▶ [Exercise prompt]
Write the data below out exactly as it stands. Do not include the pictures.
______________________________
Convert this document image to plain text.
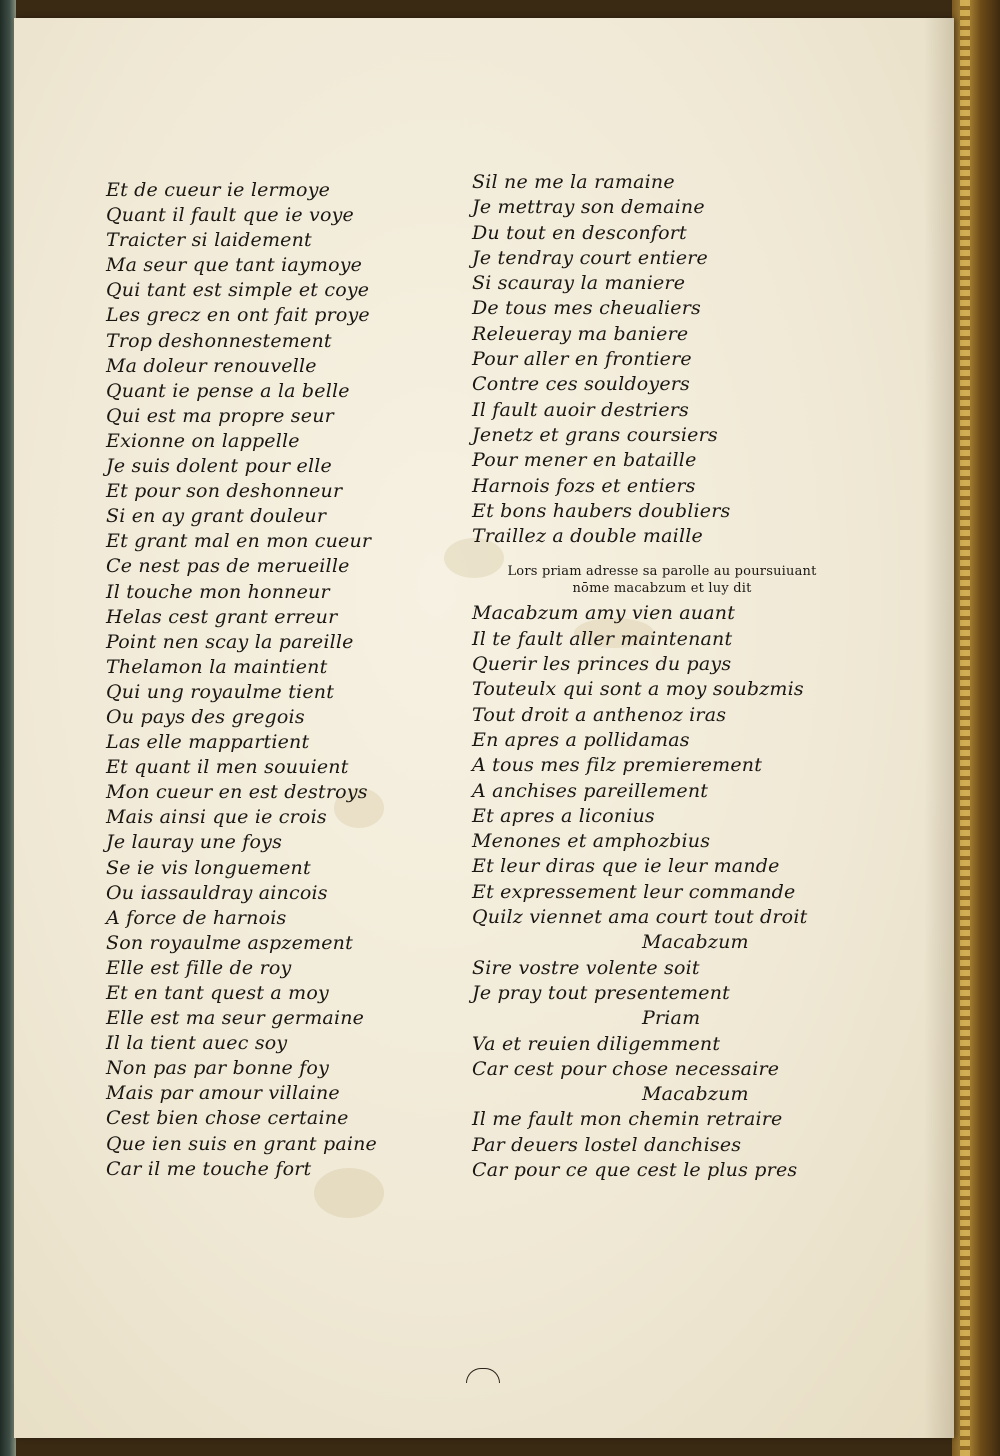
Et de cueur ie lermoye
Quant il fault que ie voye
Traicter si laidement
Ma seur que tant iaymoye
Qui tant est simple et coye
Les grecz en ont fait proye
Trop deshonnestement
Ma doleur renouvelle
Quant ie pense a la belle
Qui est ma propre seur
Exionne on lappelle
Je suis dolent pour elle
Et pour son deshonneur
Si en ay grant douleur
Et grant mal en mon cueur
Ce nest pas de merueille
Il touche mon honneur
Helas cest grant erreur
Point nen scay la pareille
Thelamon la maintient
Qui ung royaulme tient
Ou pays des gregois
Las elle mappartient
Et quant il men souuient
Mon cueur en est destroys
Mais ainsi que ie crois
Je lauray une foys
Se ie vis longuement
Ou iassauldray aincois
A force de harnois
Son royaulme aspzement
Elle est fille de roy
Et en tant quest a moy
Elle est ma seur germaine
Il la tient auec soy
Non pas par bonne foy
Mais par amour villaine
Cest bien chose certaine
Que ien suis en grant paine
Car il me touche fort
Sil ne me la ramaine
Je mettray son demaine
Du tout en desconfort
Je tendray court entiere
Si scauray la maniere
De tous mes cheualiers
Releueray ma baniere
Pour aller en frontiere
Contre ces souldoyers
Il fault auoir destriers
Jenetz et grans coursiers
Pour mener en bataille
Harnois fozs et entiers
Et bons haubers doubliers
Traillez a double maille
Lors priam adresse sa parolle au poursuiuant
nōme macabzum et luy dit
Macabzum amy vien auant
Il te fault aller maintenant
Querir les princes du pays
Touteulx qui sont a moy soubzmis
Tout droit a anthenoz iras
En apres a pollidamas
A tous mes filz premierement
A anchises pareillement
Et apres a liconius
Menones et amphozbius
Et leur diras que ie leur mande
Et expressement leur commande
Quilz viennet ama court tout droit
Macabzum
Sire vostre volente soit
Je pray tout presentement
Priam
Va et reuien diligemment
Car cest pour chose necessaire
Macabzum
Il me fault mon chemin retraire
Par deuers lostel danchises
Car pour ce que cest le plus pres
______________________________
▶ [The output]
Convert this document image to plain text.
Et de cueur ie lermoye
Quant il fault que ie voye
Traicter si laidement
Ma seur que tant iaymoye
Qui tant est simple et coye
Les grecz en ont fait proye
Trop deshonnestement
Ma doleur renouvelle
Quant ie pense a la belle
Qui est ma propre seur
Exionne on lappelle
Je suis dolent pour elle
Et pour son deshonneur
Si en ay grant douleur
Et grant mal en mon cueur
Ce nest pas de merueille
Il touche mon honneur
Helas cest grant erreur
Point nen scay la pareille
Thelamon la maintient
Qui ung royaulme tient
Ou pays des gregois
Las elle mappartient
Et quant il men souuient
Mon cueur en est destroys
Mais ainsi que ie crois
Je lauray une foys
Se ie vis longuement
Ou iassauldray aincois
A force de harnois
Son royaulme aspzement
Elle est fille de roy
Et en tant quest a moy
Elle est ma seur germaine
Il la tient auec soy
Non pas par bonne foy
Mais par amour villaine
Cest bien chose certaine
Que ien suis en grant paine
Car il me touche fort
Sil ne me la ramaine
Je mettray son demaine
Du tout en desconfort
Je tendray court entiere
Si scauray la maniere
De tous mes cheualiers
Releueray ma baniere
Pour aller en frontiere
Contre ces souldoyers
Il fault auoir destriers
Jenetz et grans coursiers
Pour mener en bataille
Harnois fozs et entiers
Et bons haubers doubliers
Traillez a double maille
Lors priam adresse sa parolle au poursuiuant
nōme macabzum et luy dit
Macabzum amy vien auant
Il te fault aller maintenant
Querir les princes du pays
Touteulx qui sont a moy soubzmis
Tout droit a anthenoz iras
En apres a pollidamas
A tous mes filz premierement
A anchises pareillement
Et apres a liconius
Menones et amphozbius
Et leur diras que ie leur mande
Et expressement leur commande
Quilz viennet ama court tout droit
Macabzum
Sire vostre volente soit
Je pray tout presentement
Priam
Va et reuien diligemment
Car cest pour chose necessaire
Macabzum
Il me fault mon chemin retraire
Par deuers lostel danchises
Car pour ce que cest le plus pres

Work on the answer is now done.